• _YOUR INSTRUCTIONS_
Every entry that follows should be reproduced exactly.

┌────────

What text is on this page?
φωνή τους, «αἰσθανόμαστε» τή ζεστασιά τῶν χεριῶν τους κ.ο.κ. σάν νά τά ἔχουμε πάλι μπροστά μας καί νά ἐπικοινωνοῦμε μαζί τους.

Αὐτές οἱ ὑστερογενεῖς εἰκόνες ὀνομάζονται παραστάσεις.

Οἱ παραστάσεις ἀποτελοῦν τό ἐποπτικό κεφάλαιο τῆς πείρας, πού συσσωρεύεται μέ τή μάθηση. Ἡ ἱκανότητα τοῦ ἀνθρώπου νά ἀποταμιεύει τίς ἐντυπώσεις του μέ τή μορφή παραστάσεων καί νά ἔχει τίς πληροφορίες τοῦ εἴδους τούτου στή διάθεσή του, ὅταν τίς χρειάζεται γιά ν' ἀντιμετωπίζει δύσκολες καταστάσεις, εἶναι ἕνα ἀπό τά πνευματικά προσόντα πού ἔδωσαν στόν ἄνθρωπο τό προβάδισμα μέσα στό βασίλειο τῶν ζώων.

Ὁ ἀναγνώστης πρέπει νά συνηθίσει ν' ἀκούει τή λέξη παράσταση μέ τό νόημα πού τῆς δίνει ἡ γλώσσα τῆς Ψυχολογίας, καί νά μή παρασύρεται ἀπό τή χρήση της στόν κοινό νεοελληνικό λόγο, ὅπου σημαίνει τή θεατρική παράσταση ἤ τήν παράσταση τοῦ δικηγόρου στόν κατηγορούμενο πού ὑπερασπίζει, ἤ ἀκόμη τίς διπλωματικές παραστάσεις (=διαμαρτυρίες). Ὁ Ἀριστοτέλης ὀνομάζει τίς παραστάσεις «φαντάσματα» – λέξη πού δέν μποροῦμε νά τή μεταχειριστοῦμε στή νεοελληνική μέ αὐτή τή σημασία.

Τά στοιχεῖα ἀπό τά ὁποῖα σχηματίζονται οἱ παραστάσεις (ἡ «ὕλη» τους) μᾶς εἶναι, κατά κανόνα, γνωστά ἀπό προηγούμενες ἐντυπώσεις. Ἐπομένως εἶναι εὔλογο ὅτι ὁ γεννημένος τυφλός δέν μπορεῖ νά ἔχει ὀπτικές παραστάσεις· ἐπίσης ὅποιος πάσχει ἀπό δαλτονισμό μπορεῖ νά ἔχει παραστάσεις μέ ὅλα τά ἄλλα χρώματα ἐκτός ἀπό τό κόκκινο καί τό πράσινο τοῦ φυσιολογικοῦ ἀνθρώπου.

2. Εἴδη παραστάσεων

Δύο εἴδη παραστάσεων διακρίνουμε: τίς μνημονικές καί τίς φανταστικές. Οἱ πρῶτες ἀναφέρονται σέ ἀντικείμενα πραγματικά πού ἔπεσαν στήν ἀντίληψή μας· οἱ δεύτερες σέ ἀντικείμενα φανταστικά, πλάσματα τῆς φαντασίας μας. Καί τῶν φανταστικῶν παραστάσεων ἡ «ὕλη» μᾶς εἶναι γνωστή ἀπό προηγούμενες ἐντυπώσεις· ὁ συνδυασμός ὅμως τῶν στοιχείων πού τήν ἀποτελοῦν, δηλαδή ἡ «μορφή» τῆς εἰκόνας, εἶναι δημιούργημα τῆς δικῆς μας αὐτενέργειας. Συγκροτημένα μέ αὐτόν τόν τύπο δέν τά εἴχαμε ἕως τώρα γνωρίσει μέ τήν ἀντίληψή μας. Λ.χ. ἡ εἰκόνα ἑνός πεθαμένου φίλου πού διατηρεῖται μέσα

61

└────────

• _FINAL ANSWER_
What text is on this page?
φωνή τους, «αἰσθανόμαστε» τή ζεστασιά τῶν χεριῶν τους κ.ο.κ. σάν νά τά ἔχουμε πάλι μπροστά μας καί νά ἐπικοινωνοῦμε μαζί τους.

Αὐτές οἱ ὑστερογενεῖς εἰκόνες ὀνομάζονται παραστάσεις.

Οἱ παραστάσεις ἀποτελοῦν τό ἐποπτικό κεφάλαιο τῆς πείρας, πού συσσωρεύεται μέ τή μάθηση. Ἡ ἱκανότητα τοῦ ἀνθρώπου νά ἀποταμιεύει τίς ἐντυπώσεις του μέ τή μορφή παραστάσεων καί νά ἔχει τίς πληροφορίες τοῦ εἴδους τούτου στή διάθεσή του, ὅταν τίς χρειάζεται γιά ν' ἀντιμετωπίζει δύσκολες καταστάσεις, εἶναι ἕνα ἀπό τά πνευματικά προσόντα πού ἔδωσαν στόν ἄνθρωπο τό προβάδισμα μέσα στό βασίλειο τῶν ζώων.

Ὁ ἀναγνώστης πρέπει νά συνηθίσει ν' ἀκούει τή λέξη παράσταση μέ τό νόημα πού τῆς δίνει ἡ γλώσσα τῆς Ψυχολογίας, καί νά μή παρασύρεται ἀπό τή χρήση της στόν κοινό νεοελληνικό λόγο, ὅπου σημαίνει τή θεατρική παράσταση ἤ τήν παράσταση τοῦ δικηγόρου στόν κατηγορούμενο πού ὑπερασπίζει, ἤ ἀκόμη τίς διπλωματικές παραστάσεις (=διαμαρτυρίες). Ὁ Ἀριστοτέλης ὀνομάζει τίς παραστάσεις «φαντάσματα» – λέξη πού δέν μποροῦμε νά τή μεταχειριστοῦμε στή νεοελληνική μέ αὐτή τή σημασία.

Τά στοιχεῖα ἀπό τά ὁποῖα σχηματίζονται οἱ παραστάσεις (ἡ «ὕλη» τους) μᾶς εἶναι, κατά κανόνα, γνωστά ἀπό προηγούμενες ἐντυπώσεις. Ἐπομένως εἶναι εὔλογο ὅτι ὁ γεννημένος τυφλός δέν μπορεῖ νά ἔχει ὀπτικές παραστάσεις· ἐπίσης ὅποιος πάσχει ἀπό δαλτονισμό μπορεῖ νά ἔχει παραστάσεις μέ ὅλα τά ἄλλα χρώματα ἐκτός ἀπό τό κόκκινο καί τό πράσινο τοῦ φυσιολογικοῦ ἀνθρώπου.

2. Εἴδη παραστάσεων

Δύο εἴδη παραστάσεων διακρίνουμε: τίς μνημονικές καί τίς φανταστικές. Οἱ πρῶτες ἀναφέρονται σέ ἀντικείμενα πραγματικά πού ἔπεσαν στήν ἀντίληψή μας· οἱ δεύτερες σέ ἀντικείμενα φανταστικά, πλάσματα τῆς φαντασίας μας. Καί τῶν φανταστικῶν παραστάσεων ἡ «ὕλη» μᾶς εἶναι γνωστή ἀπό προηγούμενες ἐντυπώσεις· ὁ συνδυασμός ὅμως τῶν στοιχείων πού τήν ἀποτελοῦν, δηλαδή ἡ «μορφή» τῆς εἰκόνας, εἶναι δημιούργημα τῆς δικῆς μας αὐτενέργειας. Συγκροτημένα μέ αὐτόν τόν τύπο δέν τά εἴχαμε ἕως τώρα γνωρίσει μέ τήν ἀντίληψή μας. Λ.χ. ἡ εἰκόνα ἑνός πεθαμένου φίλου πού διατηρεῖται μέσα

61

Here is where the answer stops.